Raw records
——————————
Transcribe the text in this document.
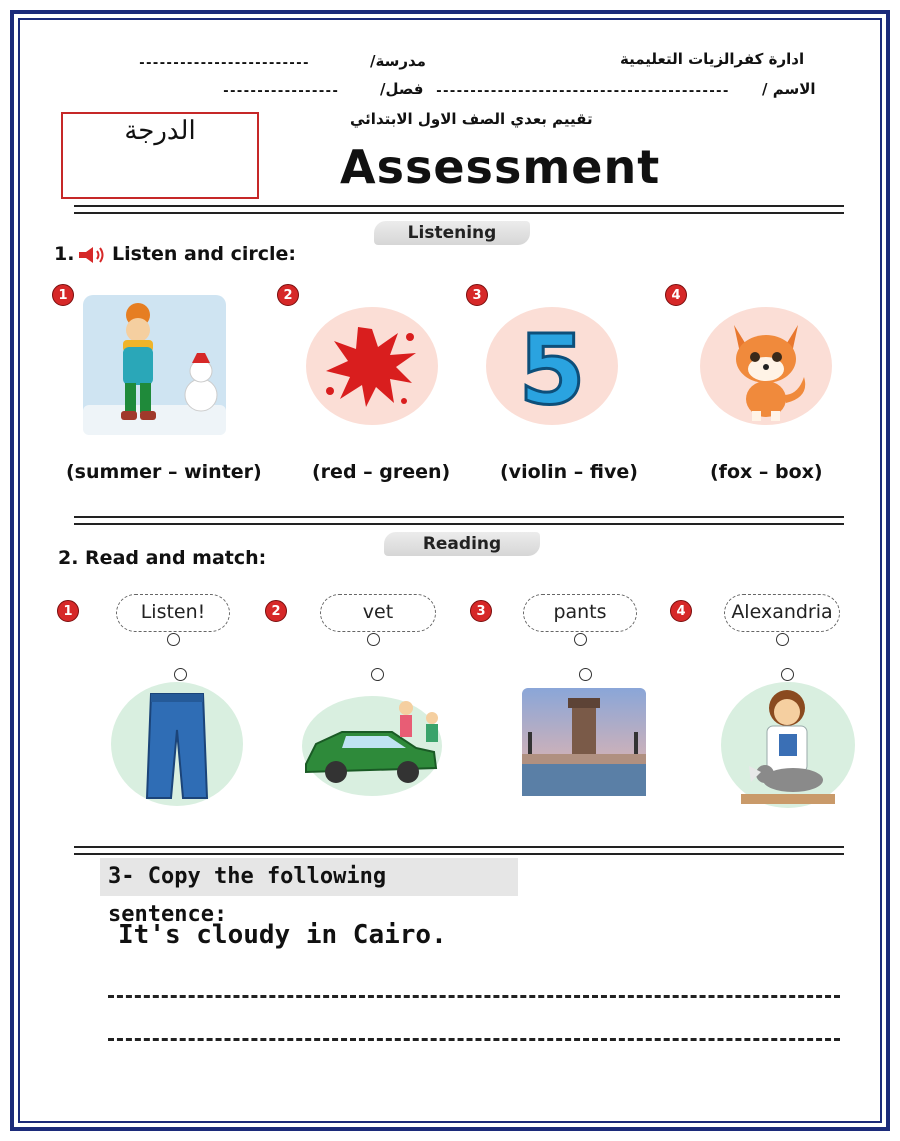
-------------------------	مدرسة/	ادارة كفرالزيات التعليمية
-----------------	فصل/ ------------------------------------------- الاسم /
تقييم بعدي الصف الاول الابتدائي
الدرجة
Assessment
Listening
1. Listen and circle:
1	2	3	4
5
(summer – winter)	(red – green)	(violin – five)	(fox – box)
Reading
2. Read and match:
1	2	3	4
Listen!	vet	pants	Alexandria
3- Copy the following sentence:
It's cloudy in Cairo.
——————————
● Stated task
Repeat all the data as it stands, dropping any images it holds.

● Answer for this exercise
Transcribe the text in this document.
-------------------------	مدرسة/	ادارة كفرالزيات التعليمية
-----------------	فصل/ ------------------------------------------- الاسم /
تقييم بعدي الصف الاول الابتدائي
الدرجة
Assessment
Listening
1. Listen and circle:
1	2	3	4
5
(summer – winter)	(red – green)	(violin – five)	(fox – box)
Reading
2. Read and match:
1	2	3	4
Listen!	vet	pants	Alexandria
3- Copy the following sentence:
It's cloudy in Cairo.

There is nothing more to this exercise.